Required task: Copy out all of the material below word for word, keeping every line as it appears.
-- START The records --
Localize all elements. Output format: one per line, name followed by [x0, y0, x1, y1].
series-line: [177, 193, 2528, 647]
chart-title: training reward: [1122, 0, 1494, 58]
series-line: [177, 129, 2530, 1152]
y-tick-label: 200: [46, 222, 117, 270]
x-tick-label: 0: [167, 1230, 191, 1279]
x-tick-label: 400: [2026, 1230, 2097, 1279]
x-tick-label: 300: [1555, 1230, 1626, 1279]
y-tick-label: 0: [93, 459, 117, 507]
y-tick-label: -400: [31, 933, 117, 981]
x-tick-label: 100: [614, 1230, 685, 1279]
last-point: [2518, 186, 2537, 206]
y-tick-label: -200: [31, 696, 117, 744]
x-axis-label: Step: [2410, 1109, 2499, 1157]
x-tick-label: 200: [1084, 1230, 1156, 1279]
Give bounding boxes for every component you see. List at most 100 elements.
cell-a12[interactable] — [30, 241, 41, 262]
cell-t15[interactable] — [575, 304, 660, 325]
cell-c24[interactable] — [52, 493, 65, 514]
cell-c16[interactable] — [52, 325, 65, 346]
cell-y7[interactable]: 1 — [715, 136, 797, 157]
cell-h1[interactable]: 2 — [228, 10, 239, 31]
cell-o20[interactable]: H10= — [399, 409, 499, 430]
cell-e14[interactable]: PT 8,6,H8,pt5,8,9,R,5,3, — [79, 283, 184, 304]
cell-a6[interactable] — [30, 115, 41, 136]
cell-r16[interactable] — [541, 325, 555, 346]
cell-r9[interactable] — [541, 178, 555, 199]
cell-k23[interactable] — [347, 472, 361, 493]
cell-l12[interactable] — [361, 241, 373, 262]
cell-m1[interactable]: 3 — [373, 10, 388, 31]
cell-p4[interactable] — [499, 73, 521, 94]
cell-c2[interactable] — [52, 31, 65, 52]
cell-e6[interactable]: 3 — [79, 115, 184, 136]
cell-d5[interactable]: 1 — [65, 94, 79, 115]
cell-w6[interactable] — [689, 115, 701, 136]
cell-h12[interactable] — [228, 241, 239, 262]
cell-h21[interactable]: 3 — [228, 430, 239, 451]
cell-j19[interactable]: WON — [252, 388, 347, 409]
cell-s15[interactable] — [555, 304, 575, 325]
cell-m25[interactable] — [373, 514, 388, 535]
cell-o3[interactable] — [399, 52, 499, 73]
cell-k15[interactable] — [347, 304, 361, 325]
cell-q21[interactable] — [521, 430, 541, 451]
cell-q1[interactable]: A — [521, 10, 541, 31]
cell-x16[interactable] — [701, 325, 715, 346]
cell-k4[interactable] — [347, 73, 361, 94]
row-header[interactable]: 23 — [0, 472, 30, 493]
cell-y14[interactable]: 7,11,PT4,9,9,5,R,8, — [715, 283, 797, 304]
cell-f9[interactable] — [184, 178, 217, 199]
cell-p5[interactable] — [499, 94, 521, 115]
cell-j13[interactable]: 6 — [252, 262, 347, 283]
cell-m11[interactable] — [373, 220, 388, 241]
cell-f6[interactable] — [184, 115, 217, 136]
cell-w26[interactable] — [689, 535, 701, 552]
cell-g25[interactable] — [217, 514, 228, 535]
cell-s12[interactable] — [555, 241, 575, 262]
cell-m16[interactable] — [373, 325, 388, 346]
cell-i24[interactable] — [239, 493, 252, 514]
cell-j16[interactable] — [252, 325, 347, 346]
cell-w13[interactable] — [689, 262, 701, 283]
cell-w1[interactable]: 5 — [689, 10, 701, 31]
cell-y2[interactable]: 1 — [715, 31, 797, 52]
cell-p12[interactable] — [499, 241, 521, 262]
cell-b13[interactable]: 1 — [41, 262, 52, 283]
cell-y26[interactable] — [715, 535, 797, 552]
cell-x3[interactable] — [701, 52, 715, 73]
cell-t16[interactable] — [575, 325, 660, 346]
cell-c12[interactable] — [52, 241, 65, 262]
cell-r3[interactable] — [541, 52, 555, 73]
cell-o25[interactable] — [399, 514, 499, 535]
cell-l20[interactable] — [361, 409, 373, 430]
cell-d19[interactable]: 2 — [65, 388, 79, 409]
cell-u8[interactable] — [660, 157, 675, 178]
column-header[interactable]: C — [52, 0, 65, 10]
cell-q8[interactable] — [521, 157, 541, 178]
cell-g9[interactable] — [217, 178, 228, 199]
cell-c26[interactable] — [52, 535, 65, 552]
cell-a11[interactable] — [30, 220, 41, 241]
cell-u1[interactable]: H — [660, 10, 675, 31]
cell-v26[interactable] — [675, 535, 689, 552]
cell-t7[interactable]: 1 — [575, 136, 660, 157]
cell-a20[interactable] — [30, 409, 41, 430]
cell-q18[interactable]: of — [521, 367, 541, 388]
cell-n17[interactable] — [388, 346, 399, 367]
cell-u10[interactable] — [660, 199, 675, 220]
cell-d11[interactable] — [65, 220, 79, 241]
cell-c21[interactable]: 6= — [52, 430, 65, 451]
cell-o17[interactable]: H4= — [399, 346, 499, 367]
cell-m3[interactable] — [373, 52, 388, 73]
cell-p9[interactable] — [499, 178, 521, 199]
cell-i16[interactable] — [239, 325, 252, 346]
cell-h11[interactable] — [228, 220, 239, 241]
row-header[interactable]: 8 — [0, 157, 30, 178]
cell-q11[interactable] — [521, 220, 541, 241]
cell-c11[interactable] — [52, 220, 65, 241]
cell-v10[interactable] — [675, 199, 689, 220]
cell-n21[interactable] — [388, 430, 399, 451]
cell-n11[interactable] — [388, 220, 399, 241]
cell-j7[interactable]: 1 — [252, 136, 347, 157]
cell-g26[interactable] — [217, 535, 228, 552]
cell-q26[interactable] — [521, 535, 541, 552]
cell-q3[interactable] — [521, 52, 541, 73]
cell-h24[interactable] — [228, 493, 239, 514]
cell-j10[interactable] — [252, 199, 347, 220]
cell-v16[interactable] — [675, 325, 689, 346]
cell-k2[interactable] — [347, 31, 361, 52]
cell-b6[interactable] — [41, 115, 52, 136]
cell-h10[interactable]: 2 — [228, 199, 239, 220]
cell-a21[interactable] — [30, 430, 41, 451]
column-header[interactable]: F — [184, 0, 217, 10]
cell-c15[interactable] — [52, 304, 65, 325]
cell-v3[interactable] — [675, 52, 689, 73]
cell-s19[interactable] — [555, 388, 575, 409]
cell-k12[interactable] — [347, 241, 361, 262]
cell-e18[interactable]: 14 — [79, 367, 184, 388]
-- END The records --
Response:
Localize all elements. Output format: one per line, name followed by [x0, y0, x1, y1].
series-line: [177, 193, 2528, 647]
chart-title: training reward: [1122, 0, 1494, 58]
series-line: [177, 129, 2530, 1152]
y-tick-label: 200: [46, 222, 117, 270]
x-tick-label: 0: [167, 1230, 191, 1279]
x-tick-label: 400: [2026, 1230, 2097, 1279]
x-tick-label: 300: [1555, 1230, 1626, 1279]
y-tick-label: 0: [93, 459, 117, 507]
y-tick-label: -400: [31, 933, 117, 981]
x-tick-label: 100: [614, 1230, 685, 1279]
last-point: [2518, 186, 2537, 206]
y-tick-label: -200: [31, 696, 117, 744]
x-axis-label: Step: [2410, 1109, 2499, 1157]
x-tick-label: 200: [1084, 1230, 1156, 1279]
Give bounding boxes for every component you see. List at most 100 elements.
cell-a12[interactable] — [30, 241, 41, 262]
cell-t15[interactable] — [575, 304, 660, 325]
cell-c24[interactable] — [52, 493, 65, 514]
cell-c16[interactable] — [52, 325, 65, 346]
cell-y7[interactable]: 1 — [715, 136, 797, 157]
cell-h1[interactable]: 2 — [228, 10, 239, 31]
cell-o20[interactable]: H10= — [399, 409, 499, 430]
cell-e14[interactable]: PT 8,6,H8,pt5,8,9,R,5,3, — [79, 283, 184, 304]
cell-a6[interactable] — [30, 115, 41, 136]
cell-r16[interactable] — [541, 325, 555, 346]
cell-r9[interactable] — [541, 178, 555, 199]
cell-k23[interactable] — [347, 472, 361, 493]
cell-l12[interactable] — [361, 241, 373, 262]
cell-m1[interactable]: 3 — [373, 10, 388, 31]
cell-p4[interactable] — [499, 73, 521, 94]
cell-c2[interactable] — [52, 31, 65, 52]
cell-e6[interactable]: 3 — [79, 115, 184, 136]
cell-d5[interactable]: 1 — [65, 94, 79, 115]
cell-w6[interactable] — [689, 115, 701, 136]
cell-h12[interactable] — [228, 241, 239, 262]
cell-h21[interactable]: 3 — [228, 430, 239, 451]
cell-j19[interactable]: WON — [252, 388, 347, 409]
cell-s15[interactable] — [555, 304, 575, 325]
cell-m25[interactable] — [373, 514, 388, 535]
cell-o3[interactable] — [399, 52, 499, 73]
cell-k15[interactable] — [347, 304, 361, 325]
cell-q21[interactable] — [521, 430, 541, 451]
cell-q1[interactable]: A — [521, 10, 541, 31]
cell-x16[interactable] — [701, 325, 715, 346]
cell-k4[interactable] — [347, 73, 361, 94]
row-header[interactable]: 23 — [0, 472, 30, 493]
cell-y14[interactable]: 7,11,PT4,9,9,5,R,8, — [715, 283, 797, 304]
cell-f9[interactable] — [184, 178, 217, 199]
cell-p5[interactable] — [499, 94, 521, 115]
cell-j13[interactable]: 6 — [252, 262, 347, 283]
cell-m11[interactable] — [373, 220, 388, 241]
cell-f6[interactable] — [184, 115, 217, 136]
cell-w26[interactable] — [689, 535, 701, 552]
cell-g25[interactable] — [217, 514, 228, 535]
cell-s12[interactable] — [555, 241, 575, 262]
cell-m16[interactable] — [373, 325, 388, 346]
cell-i24[interactable] — [239, 493, 252, 514]
cell-j16[interactable] — [252, 325, 347, 346]
cell-w13[interactable] — [689, 262, 701, 283]
cell-w1[interactable]: 5 — [689, 10, 701, 31]
cell-y2[interactable]: 1 — [715, 31, 797, 52]
cell-p12[interactable] — [499, 241, 521, 262]
cell-b13[interactable]: 1 — [41, 262, 52, 283]
cell-y26[interactable] — [715, 535, 797, 552]
cell-x3[interactable] — [701, 52, 715, 73]
cell-t16[interactable] — [575, 325, 660, 346]
cell-c12[interactable] — [52, 241, 65, 262]
cell-r3[interactable] — [541, 52, 555, 73]
cell-o25[interactable] — [399, 514, 499, 535]
cell-l20[interactable] — [361, 409, 373, 430]
cell-d19[interactable]: 2 — [65, 388, 79, 409]
cell-u8[interactable] — [660, 157, 675, 178]
column-header[interactable]: C — [52, 0, 65, 10]
cell-q8[interactable] — [521, 157, 541, 178]
cell-g9[interactable] — [217, 178, 228, 199]
cell-c26[interactable] — [52, 535, 65, 552]
cell-a11[interactable] — [30, 220, 41, 241]
cell-u1[interactable]: H — [660, 10, 675, 31]
cell-v26[interactable] — [675, 535, 689, 552]
cell-t7[interactable]: 1 — [575, 136, 660, 157]
cell-a20[interactable] — [30, 409, 41, 430]
cell-q18[interactable]: of — [521, 367, 541, 388]
cell-n17[interactable] — [388, 346, 399, 367]
cell-u10[interactable] — [660, 199, 675, 220]
cell-d11[interactable] — [65, 220, 79, 241]
cell-c21[interactable]: 6= — [52, 430, 65, 451]
cell-o17[interactable]: H4= — [399, 346, 499, 367]
cell-m3[interactable] — [373, 52, 388, 73]
cell-p9[interactable] — [499, 178, 521, 199]
cell-i16[interactable] — [239, 325, 252, 346]
cell-h11[interactable] — [228, 220, 239, 241]
row-header[interactable]: 8 — [0, 157, 30, 178]
cell-q11[interactable] — [521, 220, 541, 241]
cell-c11[interactable] — [52, 220, 65, 241]
cell-v10[interactable] — [675, 199, 689, 220]
cell-n21[interactable] — [388, 430, 399, 451]
cell-n11[interactable] — [388, 220, 399, 241]
cell-j7[interactable]: 1 — [252, 136, 347, 157]
cell-g26[interactable] — [217, 535, 228, 552]
cell-q26[interactable] — [521, 535, 541, 552]
cell-q3[interactable] — [521, 52, 541, 73]
cell-h24[interactable] — [228, 493, 239, 514]
cell-j10[interactable] — [252, 199, 347, 220]
cell-v16[interactable] — [675, 325, 689, 346]
cell-k2[interactable] — [347, 31, 361, 52]
cell-b6[interactable] — [41, 115, 52, 136]
cell-h10[interactable]: 2 — [228, 199, 239, 220]
cell-a21[interactable] — [30, 430, 41, 451]
column-header[interactable]: F — [184, 0, 217, 10]
cell-c15[interactable] — [52, 304, 65, 325]
cell-v3[interactable] — [675, 52, 689, 73]
cell-s19[interactable] — [555, 388, 575, 409]
cell-k12[interactable] — [347, 241, 361, 262]
cell-e18[interactable]: 14 — [79, 367, 184, 388]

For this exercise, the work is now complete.